- TEXTO BASE:
+ + + + + + +

Home |CDOF Responde | Cadastro de Usuários | Cadastro de Consultores|


 

Sex, 12/12/08 16:49

Análise do chute no futebol em duas idades distintas através das coordenadas esféricas.

*Fabiano G. Teixeira, Walter J. de Magalhães Junior, Martin Wisiak, Sergio A. Cunha
Departamento de Educação Física - I.B. - UNESP - Rio Claro

INTRODUÇÃO

    O futebol é o esporte mais popular em todo o mundo e possui milhões de praticantes em todas as faixas etárias. Por isto esse esporte tem sido bastante explorado através de investigações científicas durante os últimos tempos. A Biomecânica tem contribuido nos estudos sobre o futebol, através da Cinemática, da Dinâmica e da Eletromiografia. O presente estudo aborda o chute no futebol e analisa suas variáveis de interesse através da cinemetria, conjuntos de métodos utilizados para medir os parâmetros cinemáticos do movimento (AMADIO 1996).
    Sabe-se que para a prática do futebol são necessários alguns fundamentos que, com o treinamento, vão evoluindo e aperfeiçoando-se. Um destes fundamentos, considerado por muitos o mais importante e o mais estudado no futebol, é o chute (LEES e NOLAM 1998). A análise dos dados do chute no futebol pode identificar padrões desse movimento e o nível de habilidade do atleta, além de comparar padrões de movimento em diferentes faixas etárias e em diferentes tipos de chute.

+ + + + + + +

- Dados de elementos e regiões:
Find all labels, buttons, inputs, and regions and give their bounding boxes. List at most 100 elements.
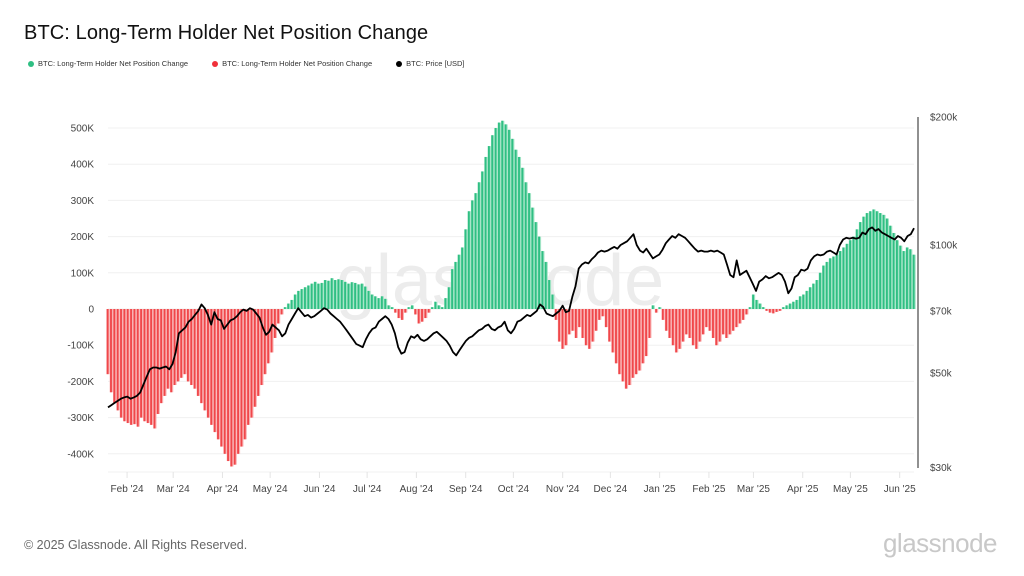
y-tick-label: -100K: [67, 341, 94, 352]
bar-positive: [467, 211, 470, 309]
bar-positive: [387, 305, 390, 309]
bar-negative: [581, 309, 584, 338]
bar-positive: [320, 282, 323, 309]
bar-positive: [909, 249, 912, 309]
bar-negative: [591, 309, 594, 342]
bar-negative: [156, 309, 159, 414]
legend-dot-price: [396, 60, 403, 67]
bar-positive: [314, 281, 316, 309]
bar-positive: [755, 299, 758, 309]
bar-positive: [521, 167, 524, 309]
bar-negative: [638, 309, 641, 371]
bar-positive: [531, 207, 534, 309]
bar-positive: [337, 279, 340, 309]
y-tick-label: 400K: [71, 160, 95, 171]
bar-negative: [183, 309, 186, 375]
bar-positive: [802, 294, 805, 309]
bar-positive: [906, 247, 908, 309]
bar-negative: [628, 309, 631, 386]
x-tick-label: Sep '24: [449, 484, 483, 495]
bar-positive: [785, 305, 788, 309]
y-tick-label: -300K: [67, 413, 94, 424]
bar-negative: [698, 309, 701, 342]
legend-dot-positive: [28, 60, 34, 67]
bar-negative: [247, 309, 250, 425]
bar-negative: [574, 309, 577, 338]
bar-positive: [748, 307, 751, 309]
bar-negative: [578, 309, 581, 328]
bar-positive: [347, 283, 350, 309]
bar-negative: [608, 309, 611, 342]
bar-negative: [277, 309, 280, 324]
bar-positive: [518, 156, 520, 309]
bar-positive: [832, 256, 835, 309]
bar-negative: [213, 309, 216, 433]
bar-positive: [364, 286, 367, 309]
bar-positive: [842, 247, 845, 309]
bar-negative: [280, 309, 283, 315]
bar-positive: [504, 124, 507, 309]
y-tick-label: -400K: [67, 449, 94, 460]
bar-negative: [160, 309, 163, 404]
bar-negative: [397, 309, 400, 319]
bar-positive: [297, 290, 300, 309]
bar-negative: [176, 309, 179, 382]
bar-negative: [615, 309, 617, 364]
bar-negative: [601, 309, 604, 317]
bar-negative: [203, 309, 206, 411]
x-tick-label: Jun '24: [303, 484, 335, 495]
bar-negative: [738, 309, 741, 324]
bar-negative: [170, 309, 173, 393]
bar-negative: [775, 309, 778, 312]
x-tick-label: Apr '25: [787, 484, 819, 495]
bar-positive: [498, 122, 500, 309]
bar-positive: [447, 287, 450, 309]
bar-positive: [892, 232, 895, 309]
x-tick-label: Mar '24: [157, 484, 190, 495]
bar-negative: [705, 309, 708, 328]
bar-positive: [809, 287, 811, 309]
bar-negative: [110, 309, 112, 393]
bar-positive: [912, 254, 915, 309]
bar-negative: [681, 309, 684, 342]
bar-positive: [855, 229, 858, 309]
bar-negative: [715, 309, 718, 346]
bar-negative: [173, 309, 176, 386]
bar-negative: [190, 309, 193, 386]
bar-negative: [180, 309, 183, 378]
legend-item-price[interactable]: BTC: Price [USD]: [396, 59, 465, 68]
bar-positive: [788, 303, 791, 309]
bar-negative: [564, 309, 567, 346]
bar-negative: [146, 309, 149, 424]
bar-positive: [324, 280, 326, 309]
bar-positive: [307, 285, 310, 309]
bar-positive: [862, 216, 865, 309]
y2-tick-label: $200k: [930, 113, 958, 124]
bar-negative: [123, 309, 126, 422]
bar-negative: [417, 309, 420, 324]
bar-negative: [742, 309, 745, 320]
bar-positive: [544, 261, 547, 309]
bar-negative: [768, 309, 771, 313]
bar-negative: [675, 309, 678, 353]
legend-item-negative[interactable]: BTC: Long-Term Holder Net Position Chang…: [212, 59, 372, 68]
bar-negative: [200, 309, 203, 404]
x-tick-label: Nov '24: [546, 484, 580, 495]
bar-negative: [193, 309, 196, 389]
bar-negative: [186, 309, 189, 382]
bar-positive: [865, 213, 868, 309]
bar-negative: [702, 309, 704, 335]
y-tick-label: 300K: [71, 196, 95, 207]
legend: BTC: Long-Term Holder Net Position Chang…: [28, 59, 465, 68]
bar-positive: [859, 222, 862, 309]
bar-positive: [889, 225, 892, 309]
bar-negative: [671, 309, 674, 346]
legend-item-positive[interactable]: BTC: Long-Term Holder Net Position Chang…: [28, 59, 188, 68]
bar-negative: [661, 309, 664, 320]
bar-positive: [899, 245, 902, 309]
price-line: [107, 226, 915, 409]
bar-positive: [290, 299, 293, 309]
bar-positive: [411, 305, 413, 309]
bar-negative: [641, 309, 644, 364]
bar-positive: [344, 281, 347, 309]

+ + + + + + +

- DESAFIOS:
**a.** Quais são os autores indicados no texto sobre o chute no futebol?
**b.** No texto sobre o chute no futebol, substitua "chute" por "remate" no trecho entre "Home |CDOF Responde" e "das coordenadas esféricas.", inclusive, e apresente o trecho resultante.
**c.** Como você prolongaria o texto sobre o chute no futebol a partir do ponto em que ele termina?

- RESPOSTAS POR TAREFA:
**a.** Fabiano G. Teixeira, Walter J. de Magalhães Junior, Martin Wisiak e Sergio A. Cunha.

**b.**
Home |CDOF Responde | Cadastro de Usuários | Cadastro de Consultores|


 

Sex, 12/12/08 16:49

Análise do remate no futebol em duas idades distintas através das coordenadas esféricas.

**c.**
    Alguns estudos (PUTNAM (1983), RODANO e TAVANA (1993)) abordam a angulação e a velocidade angular das articulações dos membros inferiores durante a realização do chute. LEVANON e DAPENA (1998) mostraram as diferenças entre a latitude do vetor normal ao plano coxa-perna nos chutes com o peito do pé e o chute com a parte medial do pé. Já CUNHA et al. (2002) descreveram uma metodologia para analise do padrão de movimento de chute utilizando coordenadas esféricas para indicar a posição dos membros inferiores, mostraram que os gráficos dos chutes da latitude em função da longitude podem ser mais bem compreendidos e que as análises utilizando estas duas variáveis (latitude e longitude) podem identificar melhor a conduta de cada segmento durante a realização do chute.     Em outros trabalhos, o chute é investigado em relação ao seu desenvolvimento ao longo da vida (BLOOMFIELD et al. (1979), DAY (1987) apud LEES e NOLAN (1998)). Estas variáveis são de extrema importância para a compreensão deste fundamento no futebol. Sendo assim, este estudo teve como objetivo comparar os valores de latitude em função do tempo (ciclo de movimento) do vetor ortonormal ao plano formado pelos segmentos coxa e perna em participantes com 13 e 20 anos de idade.

METODOLOGIA

    Para a realização deste trabalho foram filmados chutes de 8 participantes destros do sexo masculino, sendo 4 destes com idade de 13 anos e 4 com idade de 20 anos. Eles pertencem às equipes de futebol da Unesp - Rio Claro, que representam a Universidade em campeonatos regionais e universitários. Os participantes necessariamente deveriam ser praticantes regulares do futebol, definidos como aqueles que treinam regularmente pelo menos duas vezes por semana. Eles foram instruídos a respeito dos procedimentos a que seriam submetidos e assinaram um termo de consentimento.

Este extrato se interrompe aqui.